* Your tasks *
1. List every individual person named in the tentative ruling in Rubin v. Rubin, leaving out names that appear only within a business name.
2. Pick up the tentative ruling in Rubin v. Rubin after its last sentence and keep writing it.

begin Quoted text

Judge: Mitchell L. Beckloff, Case: 23STCV17767, Date: 2024-03-08 Tentative Ruling

Case Number: 23STCV17767    Hearing Date: March 8, 2024    Dept: 86

RUBIN v. RUBIN

Case No. 23STCV17767

Hearing Date: March 8, 2024

 

 

 

[TENTATIVE]    ORDER CONTINUING HEARING ON MOTION TO APPOINT A RECIEVER

 

 

                                                                                                                                                                                           

 

On September 13, 2023, Plaintiffs, Michael Rubin and Staci Rubin, in their individual capacities and as trustees of a trust, brought an ex parte application seeking various orders, including the appointment of a receiver to enforce a shareholders’ buyout settlement agreement (BOSA) for Jack Rubin & Sons, Inc. (JRS).[1] Plaintiff Michael Rubin and Defendant Bruce Rubin are the sole shareholders of JRS—the shares are owned 2/3 by Plaintiff Michael Rubin and 1/3 by Defendant Bruce Rubin.

end Quoted text
begin Material

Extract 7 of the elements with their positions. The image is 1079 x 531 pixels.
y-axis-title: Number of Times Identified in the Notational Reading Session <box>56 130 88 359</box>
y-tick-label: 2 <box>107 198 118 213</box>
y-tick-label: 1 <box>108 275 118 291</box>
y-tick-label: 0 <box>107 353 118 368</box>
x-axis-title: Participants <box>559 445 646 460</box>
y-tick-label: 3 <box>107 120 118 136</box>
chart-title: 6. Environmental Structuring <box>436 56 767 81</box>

end Material
begin Material

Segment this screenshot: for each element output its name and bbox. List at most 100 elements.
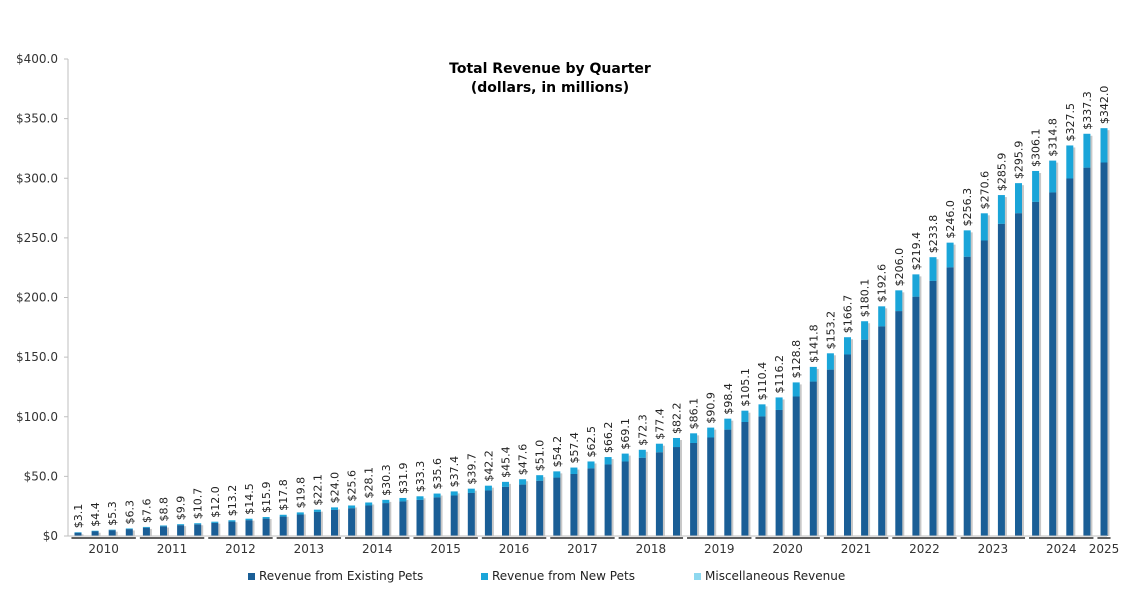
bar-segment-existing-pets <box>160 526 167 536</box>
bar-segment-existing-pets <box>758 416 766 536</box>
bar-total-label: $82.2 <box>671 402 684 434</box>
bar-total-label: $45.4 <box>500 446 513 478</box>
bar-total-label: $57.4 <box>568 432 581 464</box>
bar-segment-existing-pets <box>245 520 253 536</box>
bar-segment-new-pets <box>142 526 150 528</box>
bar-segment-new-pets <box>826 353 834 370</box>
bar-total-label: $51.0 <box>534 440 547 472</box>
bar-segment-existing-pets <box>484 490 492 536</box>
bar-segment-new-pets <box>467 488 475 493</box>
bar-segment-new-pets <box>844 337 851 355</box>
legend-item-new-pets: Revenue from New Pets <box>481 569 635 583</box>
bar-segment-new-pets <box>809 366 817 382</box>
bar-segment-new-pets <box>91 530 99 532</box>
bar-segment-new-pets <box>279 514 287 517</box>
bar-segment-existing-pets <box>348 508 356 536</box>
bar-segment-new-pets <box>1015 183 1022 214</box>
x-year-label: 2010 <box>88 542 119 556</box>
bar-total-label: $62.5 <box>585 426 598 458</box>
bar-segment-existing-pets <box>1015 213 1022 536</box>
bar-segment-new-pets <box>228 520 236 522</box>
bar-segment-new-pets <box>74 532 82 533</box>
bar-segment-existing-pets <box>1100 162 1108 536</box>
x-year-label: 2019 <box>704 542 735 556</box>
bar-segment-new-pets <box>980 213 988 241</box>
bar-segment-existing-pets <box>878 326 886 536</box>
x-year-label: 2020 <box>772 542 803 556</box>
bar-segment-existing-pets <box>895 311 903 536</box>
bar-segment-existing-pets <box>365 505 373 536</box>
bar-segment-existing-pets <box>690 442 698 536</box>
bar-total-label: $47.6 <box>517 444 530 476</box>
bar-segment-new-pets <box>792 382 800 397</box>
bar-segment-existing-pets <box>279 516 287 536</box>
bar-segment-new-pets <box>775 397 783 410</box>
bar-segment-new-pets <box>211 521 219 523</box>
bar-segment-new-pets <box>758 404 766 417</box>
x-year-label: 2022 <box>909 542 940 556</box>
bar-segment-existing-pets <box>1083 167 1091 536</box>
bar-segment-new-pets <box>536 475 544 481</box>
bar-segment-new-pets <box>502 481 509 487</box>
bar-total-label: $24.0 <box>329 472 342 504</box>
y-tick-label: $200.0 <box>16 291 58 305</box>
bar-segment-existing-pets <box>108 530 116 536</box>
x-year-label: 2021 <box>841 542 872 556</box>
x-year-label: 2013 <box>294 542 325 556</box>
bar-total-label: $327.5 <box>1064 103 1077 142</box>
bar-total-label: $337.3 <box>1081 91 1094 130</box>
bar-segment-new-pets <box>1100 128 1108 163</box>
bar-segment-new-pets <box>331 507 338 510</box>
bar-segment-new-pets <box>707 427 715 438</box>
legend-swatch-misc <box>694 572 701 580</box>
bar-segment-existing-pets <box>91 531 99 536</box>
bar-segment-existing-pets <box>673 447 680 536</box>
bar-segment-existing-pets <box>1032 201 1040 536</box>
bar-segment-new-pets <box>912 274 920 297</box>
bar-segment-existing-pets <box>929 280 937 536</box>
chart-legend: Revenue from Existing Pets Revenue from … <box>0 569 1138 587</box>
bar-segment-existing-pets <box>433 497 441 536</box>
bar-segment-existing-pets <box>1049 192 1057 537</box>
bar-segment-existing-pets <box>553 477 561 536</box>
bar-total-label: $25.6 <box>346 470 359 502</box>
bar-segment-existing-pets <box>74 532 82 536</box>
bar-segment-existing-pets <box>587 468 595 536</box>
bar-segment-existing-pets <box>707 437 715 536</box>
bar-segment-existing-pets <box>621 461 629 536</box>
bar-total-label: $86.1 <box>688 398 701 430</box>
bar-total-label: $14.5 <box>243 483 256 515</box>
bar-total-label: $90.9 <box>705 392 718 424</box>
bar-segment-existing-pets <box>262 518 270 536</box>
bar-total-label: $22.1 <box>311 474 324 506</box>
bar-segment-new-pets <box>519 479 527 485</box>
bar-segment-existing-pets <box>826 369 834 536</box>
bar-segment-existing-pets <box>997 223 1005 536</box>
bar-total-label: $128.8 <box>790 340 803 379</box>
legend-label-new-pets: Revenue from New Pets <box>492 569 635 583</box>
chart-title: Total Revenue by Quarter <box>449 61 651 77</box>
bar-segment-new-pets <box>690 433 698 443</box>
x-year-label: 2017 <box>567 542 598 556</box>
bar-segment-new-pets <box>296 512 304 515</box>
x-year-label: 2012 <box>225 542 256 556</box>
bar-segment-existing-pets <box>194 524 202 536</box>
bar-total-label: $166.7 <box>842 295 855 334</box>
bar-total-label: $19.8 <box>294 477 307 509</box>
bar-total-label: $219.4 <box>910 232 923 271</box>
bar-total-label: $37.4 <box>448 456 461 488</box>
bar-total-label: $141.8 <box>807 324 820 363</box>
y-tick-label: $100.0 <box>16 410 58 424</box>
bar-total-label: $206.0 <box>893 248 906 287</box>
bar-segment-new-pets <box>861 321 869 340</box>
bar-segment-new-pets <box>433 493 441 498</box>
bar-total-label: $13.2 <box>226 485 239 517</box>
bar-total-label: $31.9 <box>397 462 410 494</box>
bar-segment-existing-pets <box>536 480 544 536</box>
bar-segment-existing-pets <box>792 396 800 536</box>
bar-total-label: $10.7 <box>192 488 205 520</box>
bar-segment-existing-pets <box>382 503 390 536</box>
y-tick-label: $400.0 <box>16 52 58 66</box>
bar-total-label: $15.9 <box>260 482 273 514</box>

end Material
begin Material

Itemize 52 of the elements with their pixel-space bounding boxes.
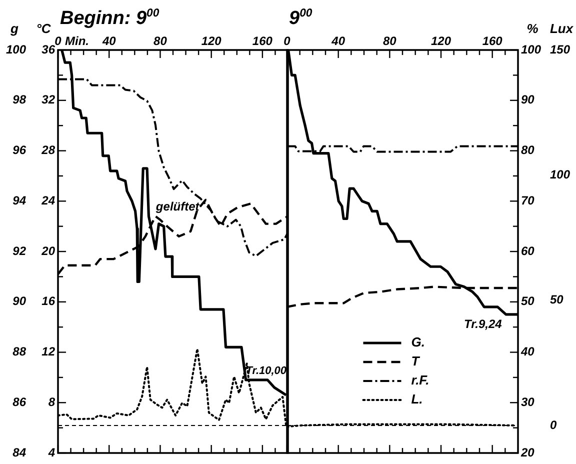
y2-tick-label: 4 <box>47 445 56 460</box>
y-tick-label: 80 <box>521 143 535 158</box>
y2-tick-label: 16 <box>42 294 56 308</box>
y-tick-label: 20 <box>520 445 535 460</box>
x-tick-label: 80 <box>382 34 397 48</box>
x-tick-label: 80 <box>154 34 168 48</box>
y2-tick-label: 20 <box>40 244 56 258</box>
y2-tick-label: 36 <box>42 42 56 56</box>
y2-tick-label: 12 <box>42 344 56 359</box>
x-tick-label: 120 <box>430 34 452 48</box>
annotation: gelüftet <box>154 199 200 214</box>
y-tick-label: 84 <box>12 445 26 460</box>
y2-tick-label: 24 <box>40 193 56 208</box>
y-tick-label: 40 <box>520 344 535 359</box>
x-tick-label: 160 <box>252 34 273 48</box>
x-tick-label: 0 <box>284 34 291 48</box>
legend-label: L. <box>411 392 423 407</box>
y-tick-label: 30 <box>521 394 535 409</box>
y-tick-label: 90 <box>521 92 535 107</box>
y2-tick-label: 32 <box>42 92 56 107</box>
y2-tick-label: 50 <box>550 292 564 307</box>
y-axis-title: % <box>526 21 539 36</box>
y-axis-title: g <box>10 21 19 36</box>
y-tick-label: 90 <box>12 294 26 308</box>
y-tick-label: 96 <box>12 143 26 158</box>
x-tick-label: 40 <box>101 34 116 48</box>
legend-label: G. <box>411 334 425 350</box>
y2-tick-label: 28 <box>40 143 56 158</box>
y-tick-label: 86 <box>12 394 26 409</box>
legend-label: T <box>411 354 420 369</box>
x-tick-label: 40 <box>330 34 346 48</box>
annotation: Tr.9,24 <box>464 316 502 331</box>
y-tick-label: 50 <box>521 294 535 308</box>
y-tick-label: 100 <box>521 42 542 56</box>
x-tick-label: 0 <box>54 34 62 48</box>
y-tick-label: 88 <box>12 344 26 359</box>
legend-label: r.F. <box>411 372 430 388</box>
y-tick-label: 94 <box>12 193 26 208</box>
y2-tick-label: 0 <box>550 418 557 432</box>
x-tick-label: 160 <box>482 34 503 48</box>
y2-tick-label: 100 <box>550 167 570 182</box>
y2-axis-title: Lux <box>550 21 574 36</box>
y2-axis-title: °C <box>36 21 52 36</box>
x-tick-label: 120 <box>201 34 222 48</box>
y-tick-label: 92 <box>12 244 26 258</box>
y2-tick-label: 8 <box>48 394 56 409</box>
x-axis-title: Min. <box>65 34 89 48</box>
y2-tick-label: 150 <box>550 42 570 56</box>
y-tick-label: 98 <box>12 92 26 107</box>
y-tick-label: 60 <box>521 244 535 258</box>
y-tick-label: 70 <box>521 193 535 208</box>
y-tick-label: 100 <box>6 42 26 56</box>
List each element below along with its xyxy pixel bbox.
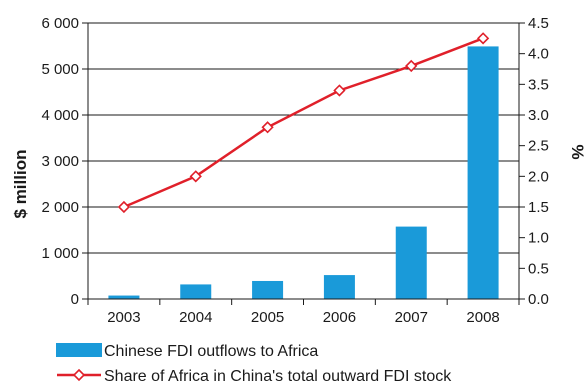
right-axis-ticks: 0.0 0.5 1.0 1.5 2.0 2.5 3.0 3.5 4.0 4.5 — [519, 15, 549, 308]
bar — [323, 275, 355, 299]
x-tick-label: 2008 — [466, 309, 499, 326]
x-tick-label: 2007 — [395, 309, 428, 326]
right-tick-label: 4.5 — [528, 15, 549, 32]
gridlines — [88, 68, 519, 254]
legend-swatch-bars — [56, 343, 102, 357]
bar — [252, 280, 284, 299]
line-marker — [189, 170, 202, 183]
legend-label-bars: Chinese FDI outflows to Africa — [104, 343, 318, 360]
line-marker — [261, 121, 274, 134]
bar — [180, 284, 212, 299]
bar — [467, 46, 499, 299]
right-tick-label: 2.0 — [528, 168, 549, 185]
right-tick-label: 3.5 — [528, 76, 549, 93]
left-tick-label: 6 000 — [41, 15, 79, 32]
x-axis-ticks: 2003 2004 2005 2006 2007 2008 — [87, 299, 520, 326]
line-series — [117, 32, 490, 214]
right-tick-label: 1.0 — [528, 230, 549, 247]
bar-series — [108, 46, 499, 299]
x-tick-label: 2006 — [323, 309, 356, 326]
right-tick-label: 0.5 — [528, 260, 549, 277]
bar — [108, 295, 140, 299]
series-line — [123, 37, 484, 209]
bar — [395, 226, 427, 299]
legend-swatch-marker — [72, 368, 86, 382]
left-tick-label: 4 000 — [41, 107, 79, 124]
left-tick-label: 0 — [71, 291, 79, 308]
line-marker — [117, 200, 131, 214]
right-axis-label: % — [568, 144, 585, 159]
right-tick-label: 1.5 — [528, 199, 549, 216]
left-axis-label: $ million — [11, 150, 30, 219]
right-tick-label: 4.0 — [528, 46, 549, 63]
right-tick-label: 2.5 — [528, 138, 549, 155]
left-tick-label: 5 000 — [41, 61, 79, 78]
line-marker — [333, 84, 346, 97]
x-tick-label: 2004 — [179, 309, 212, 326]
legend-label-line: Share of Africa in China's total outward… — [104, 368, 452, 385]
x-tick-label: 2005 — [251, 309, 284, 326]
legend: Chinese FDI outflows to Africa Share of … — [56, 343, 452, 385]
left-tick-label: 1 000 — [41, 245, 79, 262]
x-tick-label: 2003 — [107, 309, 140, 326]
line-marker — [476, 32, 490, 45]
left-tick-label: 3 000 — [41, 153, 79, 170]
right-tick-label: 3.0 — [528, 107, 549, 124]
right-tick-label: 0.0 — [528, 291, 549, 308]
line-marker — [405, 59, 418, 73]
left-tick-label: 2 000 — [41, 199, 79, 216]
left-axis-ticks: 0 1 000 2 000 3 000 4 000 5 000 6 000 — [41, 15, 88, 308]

end Material

* Outputs in order *
1.
- Mitchell L. Beckloff
- Michael Rubin
- Staci Rubin
- Bruce Rubin

2.
The minute order from the unreported ex parte hearing on September 14, 2023 reflects:

 

After extensive discussion with the court, the parties meet and confer. The parties agree and the court orders: Appraisers/Evaluators will be put into Jack Rubin & Sons, Inc. The Appraiser/Evaluators shall have reasonable access to all books and records without delay. The Appraisers/Evaluators shall be selected (as set forth in the parties’ settlement agreement) within 14 days from today’s date. Absent agreement of all JRS directors, including Michael Rubin, no expenditures will be made by Jack Rubin & Sons outside the ordinary course of business pending completion of the buyout. Inventory in an annualized amount up to $10 million is considered an expense in the ordinary course of business. Net proceeds of the sale of Silver State is subject to this provision. Large expenditures for those items discussed at the July 26, 2023 board meeting (such as a new testing bed) are not considered expenses in the ordinary course of business.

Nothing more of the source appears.